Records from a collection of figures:

********

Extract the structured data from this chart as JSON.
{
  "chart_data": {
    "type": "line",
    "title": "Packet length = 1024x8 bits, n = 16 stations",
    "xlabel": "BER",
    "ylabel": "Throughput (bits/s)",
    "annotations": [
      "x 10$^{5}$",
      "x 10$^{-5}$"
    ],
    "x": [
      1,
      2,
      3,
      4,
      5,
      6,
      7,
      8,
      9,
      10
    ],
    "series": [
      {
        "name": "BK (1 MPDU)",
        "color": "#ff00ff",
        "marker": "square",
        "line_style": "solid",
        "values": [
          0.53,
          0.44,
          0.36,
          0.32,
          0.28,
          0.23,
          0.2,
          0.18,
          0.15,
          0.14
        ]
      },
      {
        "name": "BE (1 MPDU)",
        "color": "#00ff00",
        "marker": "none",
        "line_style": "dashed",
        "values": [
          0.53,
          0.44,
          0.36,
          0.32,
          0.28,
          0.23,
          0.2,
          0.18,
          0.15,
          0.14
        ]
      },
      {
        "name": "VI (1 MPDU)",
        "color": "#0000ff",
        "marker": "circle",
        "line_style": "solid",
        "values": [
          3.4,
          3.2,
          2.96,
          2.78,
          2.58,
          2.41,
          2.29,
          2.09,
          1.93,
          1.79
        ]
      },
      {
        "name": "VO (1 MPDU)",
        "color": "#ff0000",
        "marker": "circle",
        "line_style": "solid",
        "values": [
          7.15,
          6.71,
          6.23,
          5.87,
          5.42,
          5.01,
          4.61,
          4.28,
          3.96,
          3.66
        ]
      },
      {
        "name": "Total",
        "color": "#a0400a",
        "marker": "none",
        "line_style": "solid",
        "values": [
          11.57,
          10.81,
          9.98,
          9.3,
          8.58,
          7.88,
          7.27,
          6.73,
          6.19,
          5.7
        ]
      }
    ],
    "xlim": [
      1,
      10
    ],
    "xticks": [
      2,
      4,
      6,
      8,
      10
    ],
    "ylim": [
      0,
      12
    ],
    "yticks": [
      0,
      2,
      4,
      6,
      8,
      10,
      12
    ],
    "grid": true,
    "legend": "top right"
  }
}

********

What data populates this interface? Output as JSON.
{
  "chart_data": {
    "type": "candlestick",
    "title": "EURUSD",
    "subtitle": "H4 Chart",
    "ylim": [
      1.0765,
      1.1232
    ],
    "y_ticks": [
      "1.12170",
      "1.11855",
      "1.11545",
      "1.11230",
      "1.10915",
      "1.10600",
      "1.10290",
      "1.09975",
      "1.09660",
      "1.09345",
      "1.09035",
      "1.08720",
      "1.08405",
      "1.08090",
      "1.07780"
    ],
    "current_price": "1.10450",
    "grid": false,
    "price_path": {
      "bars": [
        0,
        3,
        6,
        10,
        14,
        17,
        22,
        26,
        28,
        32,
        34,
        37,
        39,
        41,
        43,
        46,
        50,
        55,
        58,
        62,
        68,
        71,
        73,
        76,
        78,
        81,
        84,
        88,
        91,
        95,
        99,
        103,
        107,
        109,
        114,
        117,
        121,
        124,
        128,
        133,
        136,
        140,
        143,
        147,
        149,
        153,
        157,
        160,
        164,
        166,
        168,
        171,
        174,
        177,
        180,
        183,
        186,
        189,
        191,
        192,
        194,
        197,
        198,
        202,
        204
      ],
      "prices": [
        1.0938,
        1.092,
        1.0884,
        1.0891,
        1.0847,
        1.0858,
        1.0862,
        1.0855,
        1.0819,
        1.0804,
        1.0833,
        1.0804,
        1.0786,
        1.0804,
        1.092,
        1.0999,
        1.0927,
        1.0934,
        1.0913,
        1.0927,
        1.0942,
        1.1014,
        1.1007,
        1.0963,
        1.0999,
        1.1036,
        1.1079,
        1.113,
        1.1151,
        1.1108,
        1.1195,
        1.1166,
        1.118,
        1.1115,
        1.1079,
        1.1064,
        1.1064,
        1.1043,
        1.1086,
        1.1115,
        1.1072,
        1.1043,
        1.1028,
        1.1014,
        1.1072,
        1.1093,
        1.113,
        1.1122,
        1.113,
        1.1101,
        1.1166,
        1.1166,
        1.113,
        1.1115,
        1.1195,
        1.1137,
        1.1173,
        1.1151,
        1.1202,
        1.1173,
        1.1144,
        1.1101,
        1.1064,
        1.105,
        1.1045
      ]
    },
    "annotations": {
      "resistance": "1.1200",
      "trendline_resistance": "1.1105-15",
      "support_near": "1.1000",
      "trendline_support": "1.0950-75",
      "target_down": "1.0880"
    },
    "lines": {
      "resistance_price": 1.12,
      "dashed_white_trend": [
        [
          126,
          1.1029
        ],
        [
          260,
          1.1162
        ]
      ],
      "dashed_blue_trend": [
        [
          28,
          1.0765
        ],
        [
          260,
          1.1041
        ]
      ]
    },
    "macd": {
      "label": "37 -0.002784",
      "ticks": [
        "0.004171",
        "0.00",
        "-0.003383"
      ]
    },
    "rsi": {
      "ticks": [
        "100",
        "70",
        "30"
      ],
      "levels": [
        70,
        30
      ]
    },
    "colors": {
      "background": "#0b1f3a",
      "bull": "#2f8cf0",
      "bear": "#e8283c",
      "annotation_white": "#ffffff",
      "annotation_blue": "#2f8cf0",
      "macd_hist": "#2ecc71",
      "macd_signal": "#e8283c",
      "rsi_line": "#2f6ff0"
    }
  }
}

********

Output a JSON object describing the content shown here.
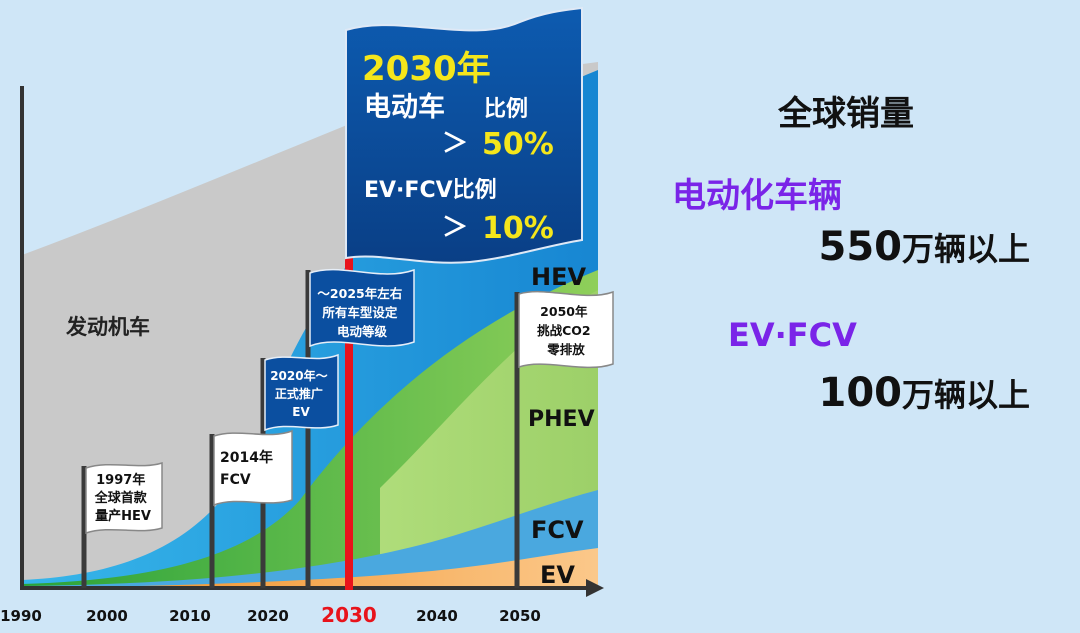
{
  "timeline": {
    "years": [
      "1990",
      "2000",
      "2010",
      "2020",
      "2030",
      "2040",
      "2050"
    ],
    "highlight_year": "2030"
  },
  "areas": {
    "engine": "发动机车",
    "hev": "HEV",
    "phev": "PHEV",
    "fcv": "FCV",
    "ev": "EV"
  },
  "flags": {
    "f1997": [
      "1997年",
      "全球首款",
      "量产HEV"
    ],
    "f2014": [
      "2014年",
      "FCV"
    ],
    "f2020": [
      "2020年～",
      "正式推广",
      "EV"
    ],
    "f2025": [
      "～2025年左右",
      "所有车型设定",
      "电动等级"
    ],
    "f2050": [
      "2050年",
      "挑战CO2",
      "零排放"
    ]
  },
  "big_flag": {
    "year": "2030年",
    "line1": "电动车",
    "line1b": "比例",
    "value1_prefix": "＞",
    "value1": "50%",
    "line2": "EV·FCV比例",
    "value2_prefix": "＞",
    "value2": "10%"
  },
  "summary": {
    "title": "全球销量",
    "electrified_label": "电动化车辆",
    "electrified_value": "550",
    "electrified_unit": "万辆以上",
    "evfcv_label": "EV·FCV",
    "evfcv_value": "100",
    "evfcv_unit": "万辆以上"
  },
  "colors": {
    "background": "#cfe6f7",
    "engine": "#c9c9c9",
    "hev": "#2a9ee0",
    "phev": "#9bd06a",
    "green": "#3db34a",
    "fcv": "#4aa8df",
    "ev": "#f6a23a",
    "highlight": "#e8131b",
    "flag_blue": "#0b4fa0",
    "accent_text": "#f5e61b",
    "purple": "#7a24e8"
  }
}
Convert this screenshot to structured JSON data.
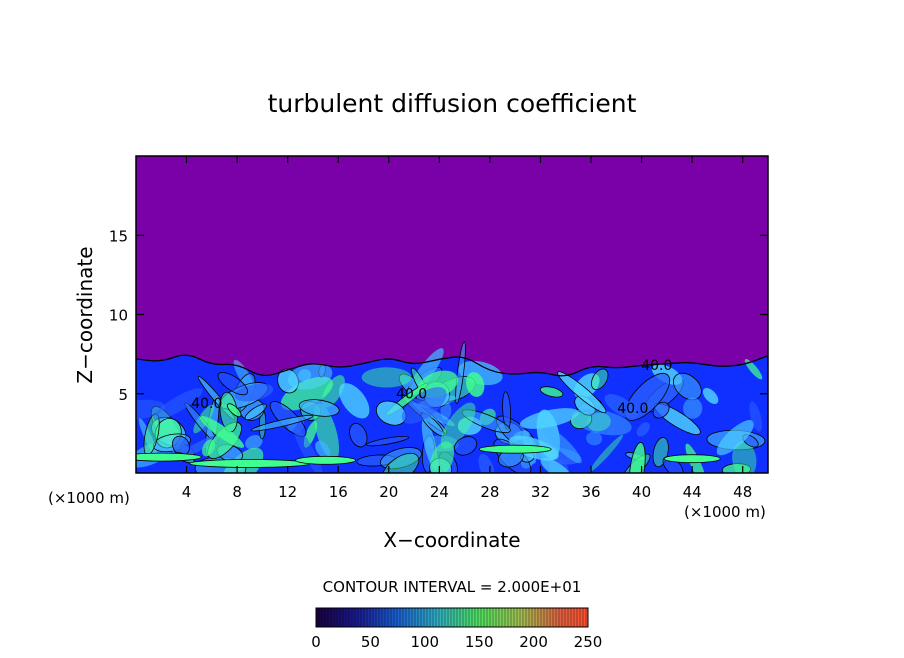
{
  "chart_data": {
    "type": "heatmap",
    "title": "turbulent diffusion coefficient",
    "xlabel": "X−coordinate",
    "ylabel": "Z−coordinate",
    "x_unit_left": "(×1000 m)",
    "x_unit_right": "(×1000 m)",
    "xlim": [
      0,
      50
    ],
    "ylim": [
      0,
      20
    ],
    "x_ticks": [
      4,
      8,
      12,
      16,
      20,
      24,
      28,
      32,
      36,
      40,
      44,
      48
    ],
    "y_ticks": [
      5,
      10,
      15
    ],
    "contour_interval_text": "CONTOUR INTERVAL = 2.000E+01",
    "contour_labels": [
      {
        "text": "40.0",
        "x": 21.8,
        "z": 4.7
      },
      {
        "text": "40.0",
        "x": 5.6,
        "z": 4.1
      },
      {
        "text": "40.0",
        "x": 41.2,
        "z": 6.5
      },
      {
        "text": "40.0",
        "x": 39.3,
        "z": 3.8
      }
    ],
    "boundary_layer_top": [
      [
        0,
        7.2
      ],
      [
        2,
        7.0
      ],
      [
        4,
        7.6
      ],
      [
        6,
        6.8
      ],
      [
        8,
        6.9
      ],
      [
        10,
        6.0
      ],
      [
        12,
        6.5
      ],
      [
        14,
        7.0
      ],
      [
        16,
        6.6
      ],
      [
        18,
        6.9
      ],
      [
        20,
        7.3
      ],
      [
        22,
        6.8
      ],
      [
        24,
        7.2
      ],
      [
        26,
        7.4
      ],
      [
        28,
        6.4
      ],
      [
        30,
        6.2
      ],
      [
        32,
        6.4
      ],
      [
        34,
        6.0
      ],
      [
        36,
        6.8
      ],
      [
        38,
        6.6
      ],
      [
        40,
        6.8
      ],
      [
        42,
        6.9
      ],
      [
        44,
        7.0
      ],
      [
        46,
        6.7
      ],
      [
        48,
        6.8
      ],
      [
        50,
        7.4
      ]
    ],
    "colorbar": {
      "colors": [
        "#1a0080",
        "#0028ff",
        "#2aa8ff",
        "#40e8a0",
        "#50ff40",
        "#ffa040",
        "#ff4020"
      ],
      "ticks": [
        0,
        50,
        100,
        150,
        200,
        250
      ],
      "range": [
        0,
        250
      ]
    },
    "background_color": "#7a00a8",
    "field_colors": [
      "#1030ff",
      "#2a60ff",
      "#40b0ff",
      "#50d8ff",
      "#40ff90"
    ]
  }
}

********

** GOAL **
Pull out every line in the data above that has the word "ylabel".

** REPLY TO THE EXERCISE **
    "ylabel": "Throughput (bits/s)",
    "ylabel": "Z−coordinate",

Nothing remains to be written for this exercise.